---- Provided records

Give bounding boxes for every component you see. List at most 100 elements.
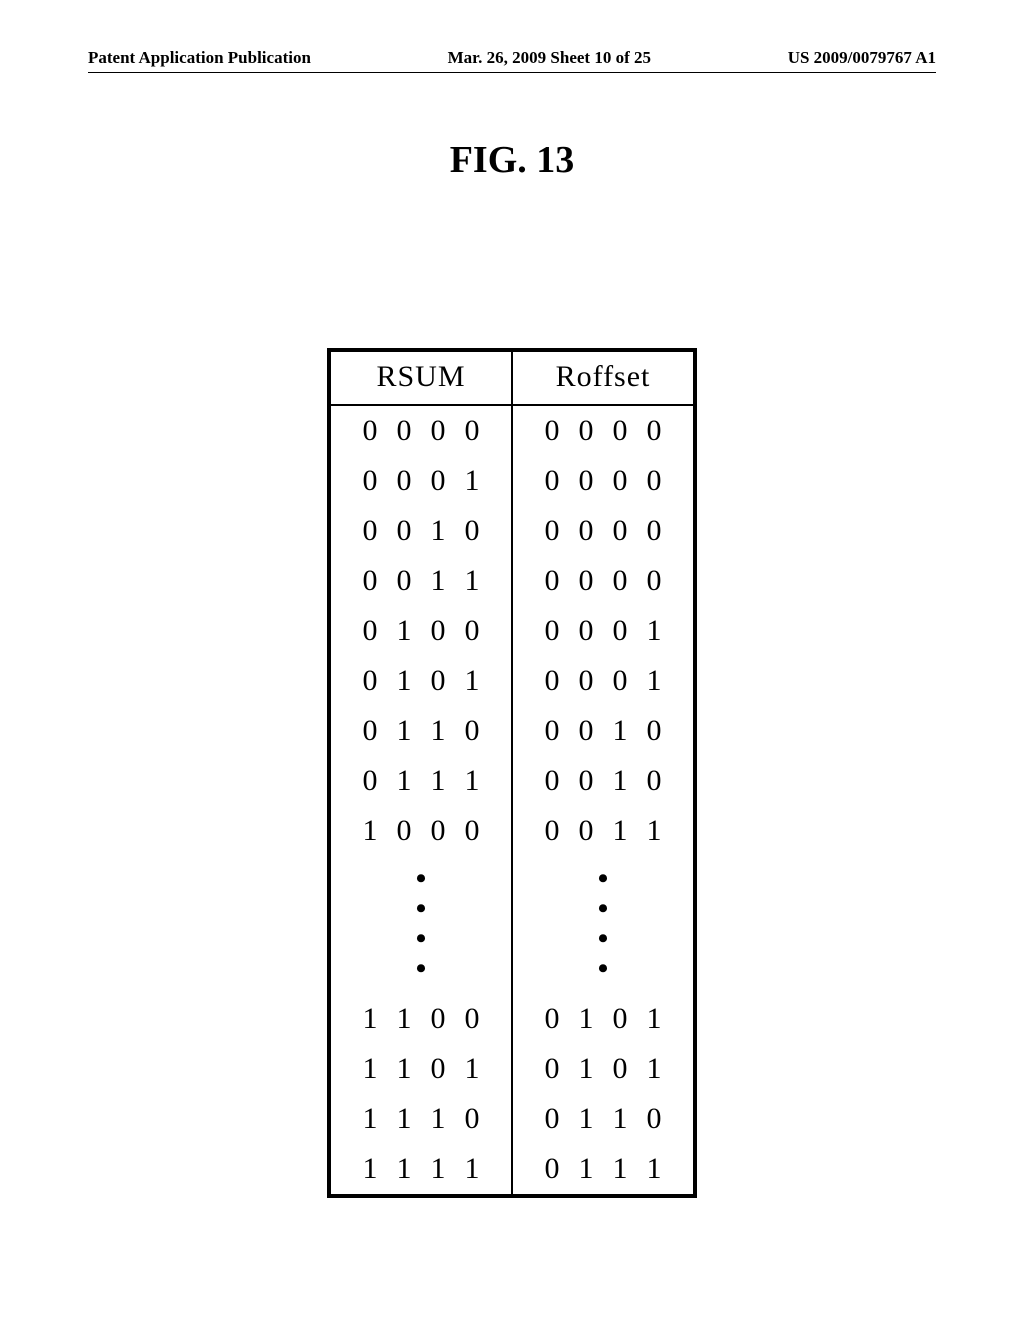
digit: 0 [569, 416, 603, 446]
col-header-rsum: RSUM [329, 350, 512, 405]
digit: 1 [353, 1104, 387, 1134]
digit: 1 [455, 1154, 489, 1184]
table-row: 01100010 [329, 706, 695, 756]
digit: 1 [603, 1104, 637, 1134]
table-row: 01110010 [329, 756, 695, 806]
digit: 0 [353, 516, 387, 546]
roffset-cell: 0101 [512, 994, 695, 1044]
digit: 1 [387, 766, 421, 796]
header-left: Patent Application Publication [88, 48, 311, 68]
digit: 1 [569, 1004, 603, 1034]
roffset-cell: 0010 [512, 706, 695, 756]
roffset-cell: 0000 [512, 456, 695, 506]
roffset-cell: 0101 [512, 1044, 695, 1094]
rsum-cell: 0110 [329, 706, 512, 756]
digit: 0 [535, 1004, 569, 1034]
digit: 0 [637, 516, 671, 546]
roffset-cell: 0001 [512, 606, 695, 656]
digit: 0 [637, 466, 671, 496]
table-row: 00000000 [329, 405, 695, 456]
digit: 1 [569, 1154, 603, 1184]
roffset-cell: 0110 [512, 1094, 695, 1144]
digit: 1 [603, 716, 637, 746]
digit: 1 [637, 816, 671, 846]
digit: 0 [421, 1054, 455, 1084]
lookup-table-wrap: RSUM Roffset 000000000001000000100000001… [327, 348, 697, 1198]
digit: 0 [535, 1154, 569, 1184]
digit: 0 [455, 1004, 489, 1034]
table-row: 10000011 [329, 806, 695, 856]
table-row: 11010101 [329, 1044, 695, 1094]
digit: 0 [637, 566, 671, 596]
digit: 0 [353, 666, 387, 696]
digit: 0 [421, 1004, 455, 1034]
digit: 0 [353, 466, 387, 496]
table-row: 01000001 [329, 606, 695, 656]
digit: 0 [535, 766, 569, 796]
digit: 1 [603, 1154, 637, 1184]
digit: 0 [455, 516, 489, 546]
digit: 0 [637, 416, 671, 446]
digit: 0 [603, 616, 637, 646]
digit: 1 [387, 1054, 421, 1084]
digit: 1 [421, 716, 455, 746]
digit: 1 [455, 1054, 489, 1084]
digit: 1 [637, 1054, 671, 1084]
digit: 0 [603, 1004, 637, 1034]
digit: 0 [569, 616, 603, 646]
rsum-cell: 0101 [329, 656, 512, 706]
roffset-cell: 0001 [512, 656, 695, 706]
digit: 1 [637, 616, 671, 646]
digit: 0 [535, 716, 569, 746]
digit: 1 [387, 666, 421, 696]
table-row: 01010001 [329, 656, 695, 706]
digit: 0 [353, 716, 387, 746]
digit: 1 [637, 1004, 671, 1034]
digit: 0 [603, 466, 637, 496]
digit: 1 [421, 516, 455, 546]
digit: 0 [387, 516, 421, 546]
digit: 1 [569, 1104, 603, 1134]
digit: 1 [455, 766, 489, 796]
table-row: 11110111 [329, 1144, 695, 1196]
digit: 0 [421, 816, 455, 846]
digit: 0 [387, 416, 421, 446]
digit: 0 [603, 416, 637, 446]
table-row: 11000101 [329, 994, 695, 1044]
roffset-cell: 0011 [512, 806, 695, 856]
digit: 1 [387, 716, 421, 746]
digit: 0 [421, 666, 455, 696]
rsum-cell: 0001 [329, 456, 512, 506]
digit: 0 [535, 416, 569, 446]
digit: 0 [353, 416, 387, 446]
digit: 0 [421, 466, 455, 496]
digit: 1 [353, 1154, 387, 1184]
digit: 0 [569, 766, 603, 796]
rsum-cell: 1100 [329, 994, 512, 1044]
roffset-cell: 0111 [512, 1144, 695, 1196]
digit: 1 [455, 466, 489, 496]
rsum-cell: 1101 [329, 1044, 512, 1094]
digit: 0 [569, 666, 603, 696]
digit: 0 [603, 516, 637, 546]
digit: 1 [569, 1054, 603, 1084]
digit: 1 [387, 1104, 421, 1134]
table-header-row: RSUM Roffset [329, 350, 695, 405]
digit: 0 [455, 1104, 489, 1134]
page-header: Patent Application Publication Mar. 26, … [88, 48, 936, 73]
roffset-cell: 0000 [512, 405, 695, 456]
digit: 0 [535, 616, 569, 646]
digit: 1 [353, 1004, 387, 1034]
roffset-cell: 0000 [512, 506, 695, 556]
digit: 1 [455, 666, 489, 696]
digit: 0 [603, 1054, 637, 1084]
digit: 1 [637, 1154, 671, 1184]
digit: 0 [353, 616, 387, 646]
digit: 0 [569, 716, 603, 746]
digit: 1 [421, 1104, 455, 1134]
digit: 0 [569, 516, 603, 546]
roffset-cell: 0010 [512, 756, 695, 806]
digit: 0 [455, 616, 489, 646]
digit: 1 [353, 1054, 387, 1084]
digit: 0 [455, 416, 489, 446]
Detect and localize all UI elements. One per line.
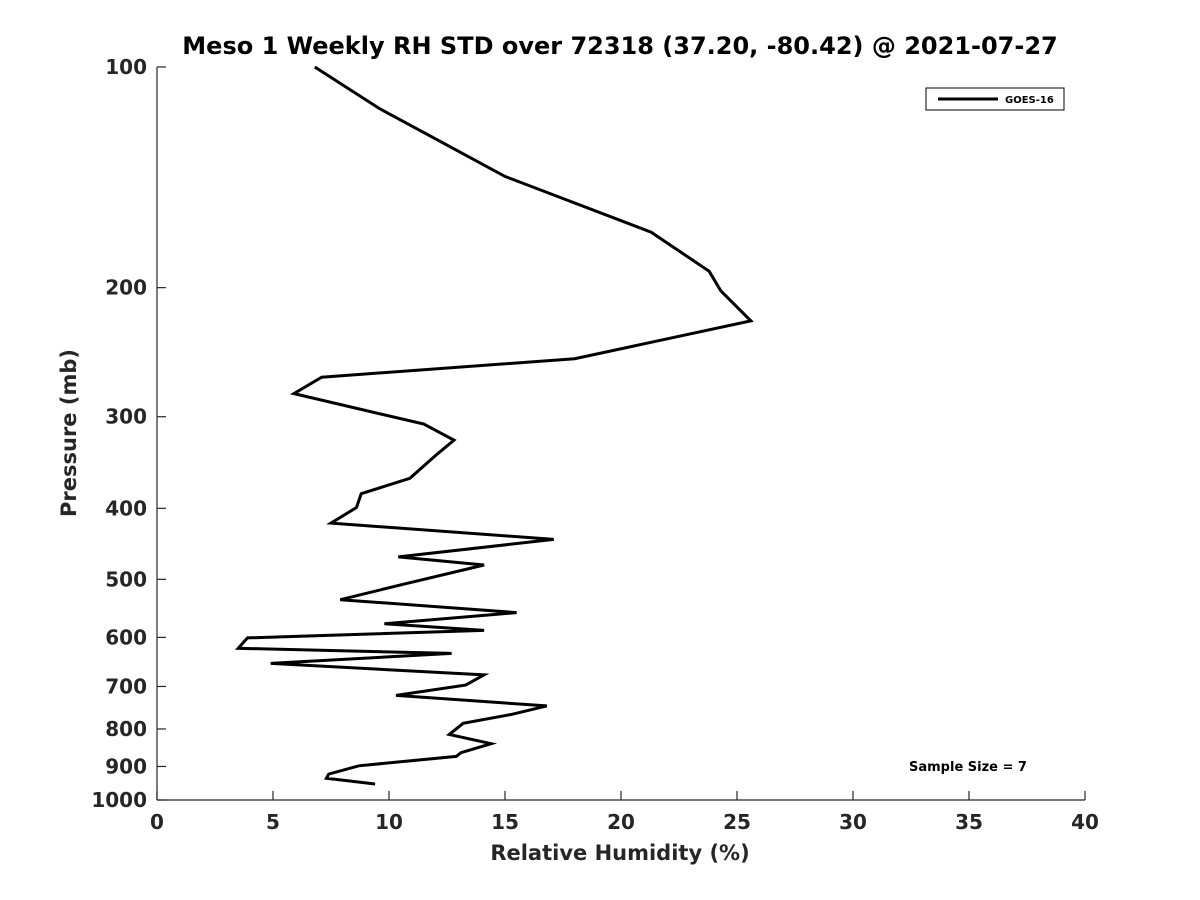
x-tick-label: 5 bbox=[266, 810, 280, 834]
x-tick-label: 15 bbox=[491, 810, 519, 834]
y-tick-label: 100 bbox=[105, 55, 147, 79]
chart-title: Meso 1 Weekly RH STD over 72318 (37.20, … bbox=[182, 32, 1057, 60]
legend-label-goes-16: GOES-16 bbox=[1005, 95, 1054, 106]
y-tick-label: 200 bbox=[105, 276, 147, 300]
series-layer bbox=[234, 65, 754, 786]
y-tick-label: 1000 bbox=[91, 788, 147, 812]
sample-size-annotation: Sample Size = 7 bbox=[909, 760, 1027, 775]
y-tick-label: 300 bbox=[105, 405, 147, 429]
x-tick-label: 0 bbox=[150, 810, 164, 834]
axes: 0 5 10 15 20 25 30 35 40 100 200 300 400 500 600 700 800… bbox=[91, 55, 1099, 834]
x-axis-label: Relative Humidity (%) bbox=[490, 841, 749, 865]
x-tick-label: 40 bbox=[1071, 810, 1099, 834]
x-tick-label: 25 bbox=[723, 810, 751, 834]
y-axis-label: Pressure (mb) bbox=[57, 349, 81, 517]
y-tick-label: 900 bbox=[105, 754, 147, 778]
legend: GOES-16 bbox=[925, 87, 1065, 111]
y-tick-label: 600 bbox=[105, 625, 147, 649]
y-tick-label: 700 bbox=[105, 674, 147, 698]
x-tick-label: 10 bbox=[375, 810, 403, 834]
series-line-goes-16 bbox=[234, 65, 754, 786]
y-tick-label: 800 bbox=[105, 717, 147, 741]
x-tick-label: 30 bbox=[839, 810, 867, 834]
y-tick-label: 500 bbox=[105, 567, 147, 591]
x-tick-label: 20 bbox=[607, 810, 635, 834]
x-tick-label: 35 bbox=[955, 810, 983, 834]
y-tick-label: 400 bbox=[105, 496, 147, 520]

--------

Given problem | Reproduce all of the data above line for line, leaving out the pictures.

Output for this task |
Give bounding boxes for every component you see. List at most 100 elements.
digit: 0 [569, 416, 603, 446]
col-header-rsum: RSUM [329, 350, 512, 405]
digit: 1 [353, 1104, 387, 1134]
digit: 1 [455, 1154, 489, 1184]
table-row: 01100010 [329, 706, 695, 756]
digit: 1 [603, 1104, 637, 1134]
table-row: 01110010 [329, 756, 695, 806]
digit: 0 [353, 516, 387, 546]
roffset-cell: 0101 [512, 994, 695, 1044]
digit: 1 [387, 766, 421, 796]
header-left: Patent Application Publication [88, 48, 311, 68]
digit: 1 [569, 1004, 603, 1034]
roffset-cell: 0010 [512, 706, 695, 756]
roffset-cell: 0000 [512, 456, 695, 506]
roffset-cell: 0101 [512, 1044, 695, 1094]
rsum-cell: 0110 [329, 706, 512, 756]
digit: 0 [535, 1004, 569, 1034]
digit: 0 [637, 516, 671, 546]
roffset-cell: 0001 [512, 606, 695, 656]
digit: 0 [637, 466, 671, 496]
table-row: 00000000 [329, 405, 695, 456]
digit: 1 [569, 1154, 603, 1184]
roffset-cell: 0110 [512, 1094, 695, 1144]
digit: 1 [603, 716, 637, 746]
digit: 1 [637, 816, 671, 846]
digit: 0 [421, 1054, 455, 1084]
lookup-table-wrap: RSUM Roffset 000000000001000000100000001… [327, 348, 697, 1198]
digit: 0 [535, 1154, 569, 1184]
digit: 0 [455, 1004, 489, 1034]
table-row: 10000011 [329, 806, 695, 856]
table-row: 11010101 [329, 1044, 695, 1094]
digit: 0 [637, 566, 671, 596]
digit: 0 [353, 666, 387, 696]
digit: 0 [421, 1004, 455, 1034]
digit: 0 [353, 466, 387, 496]
table-row: 01000001 [329, 606, 695, 656]
digit: 0 [535, 766, 569, 796]
digit: 1 [603, 1154, 637, 1184]
digit: 0 [455, 516, 489, 546]
digit: 0 [637, 416, 671, 446]
digit: 0 [603, 616, 637, 646]
digit: 1 [387, 1054, 421, 1084]
digit: 1 [421, 716, 455, 746]
digit: 1 [455, 1054, 489, 1084]
digit: 1 [637, 1054, 671, 1084]
digit: 0 [603, 1004, 637, 1034]
digit: 0 [569, 616, 603, 646]
rsum-cell: 0101 [329, 656, 512, 706]
roffset-cell: 0001 [512, 656, 695, 706]
digit: 1 [637, 616, 671, 646]
digit: 0 [535, 716, 569, 746]
digit: 1 [387, 666, 421, 696]
table-row: 01010001 [329, 656, 695, 706]
digit: 0 [353, 716, 387, 746]
digit: 1 [637, 1004, 671, 1034]
digit: 0 [603, 466, 637, 496]
digit: 1 [421, 516, 455, 546]
digit: 0 [387, 516, 421, 546]
digit: 1 [569, 1104, 603, 1134]
digit: 1 [455, 766, 489, 796]
table-row: 11110111 [329, 1144, 695, 1196]
digit: 0 [421, 816, 455, 846]
digit: 0 [387, 416, 421, 446]
digit: 0 [603, 416, 637, 446]
table-row: 11000101 [329, 994, 695, 1044]
roffset-cell: 0011 [512, 806, 695, 856]
digit: 1 [387, 716, 421, 746]
digit: 0 [421, 666, 455, 696]
rsum-cell: 0001 [329, 456, 512, 506]
digit: 0 [535, 416, 569, 446]
digit: 0 [353, 416, 387, 446]
digit: 0 [421, 466, 455, 496]
digit: 1 [353, 1154, 387, 1184]
digit: 0 [569, 766, 603, 796]
rsum-cell: 1100 [329, 994, 512, 1044]
roffset-cell: 0111 [512, 1144, 695, 1196]
digit: 1 [455, 466, 489, 496]
rsum-cell: 1101 [329, 1044, 512, 1094]
digit: 0 [569, 666, 603, 696]
digit: 0 [603, 516, 637, 546]
digit: 1 [569, 1054, 603, 1084]
digit: 1 [387, 1104, 421, 1134]
table-header-row: RSUM Roffset [329, 350, 695, 405]
digit: 0 [455, 1104, 489, 1134]
page-header: Patent Application Publication Mar. 26, … [88, 48, 936, 73]
roffset-cell: 0000 [512, 405, 695, 456]
digit: 0 [535, 616, 569, 646]
digit: 1 [353, 1004, 387, 1034]
roffset-cell: 0000 [512, 506, 695, 556]
digit: 1 [455, 666, 489, 696]
digit: 0 [603, 1054, 637, 1084]
digit: 1 [637, 1154, 671, 1184]
digit: 0 [353, 616, 387, 646]
digit: 0 [569, 716, 603, 746]
digit: 1 [421, 1104, 455, 1134]
digit: 0 [569, 516, 603, 546]
roffset-cell: 0010 [512, 756, 695, 806]
digit: 0 [455, 616, 489, 646]
digit: 1 [353, 1054, 387, 1084]
digit: 0 [455, 416, 489, 446]
Detect and localize all UI elements. One per line.
x-tick-label: 5 bbox=[266, 810, 280, 834]
x-tick-label: 15 bbox=[491, 810, 519, 834]
y-tick-label: 100 bbox=[105, 55, 147, 79]
chart-title: Meso 1 Weekly RH STD over 72318 (37.20, … bbox=[182, 32, 1057, 60]
legend-label-goes-16: GOES-16 bbox=[1005, 95, 1054, 106]
y-tick-label: 200 bbox=[105, 276, 147, 300]
series-layer bbox=[234, 65, 754, 786]
y-tick-label: 1000 bbox=[91, 788, 147, 812]
sample-size-annotation: Sample Size = 7 bbox=[909, 760, 1027, 775]
y-tick-label: 300 bbox=[105, 405, 147, 429]
x-tick-label: 0 bbox=[150, 810, 164, 834]
axes: 0 5 10 15 20 25 30 35 40 100 200 300 400 500 600 700 800… bbox=[91, 55, 1099, 834]
x-axis-label: Relative Humidity (%) bbox=[490, 841, 749, 865]
x-tick-label: 40 bbox=[1071, 810, 1099, 834]
x-tick-label: 25 bbox=[723, 810, 751, 834]
y-axis-label: Pressure (mb) bbox=[57, 349, 81, 517]
y-tick-label: 900 bbox=[105, 754, 147, 778]
legend: GOES-16 bbox=[925, 87, 1065, 111]
y-tick-label: 600 bbox=[105, 625, 147, 649]
y-tick-label: 700 bbox=[105, 674, 147, 698]
x-tick-label: 10 bbox=[375, 810, 403, 834]
series-line-goes-16 bbox=[234, 65, 754, 786]
y-tick-label: 800 bbox=[105, 717, 147, 741]
x-tick-label: 30 bbox=[839, 810, 867, 834]
y-tick-label: 500 bbox=[105, 567, 147, 591]
x-tick-label: 20 bbox=[607, 810, 635, 834]
x-tick-label: 35 bbox=[955, 810, 983, 834]
y-tick-label: 400 bbox=[105, 496, 147, 520]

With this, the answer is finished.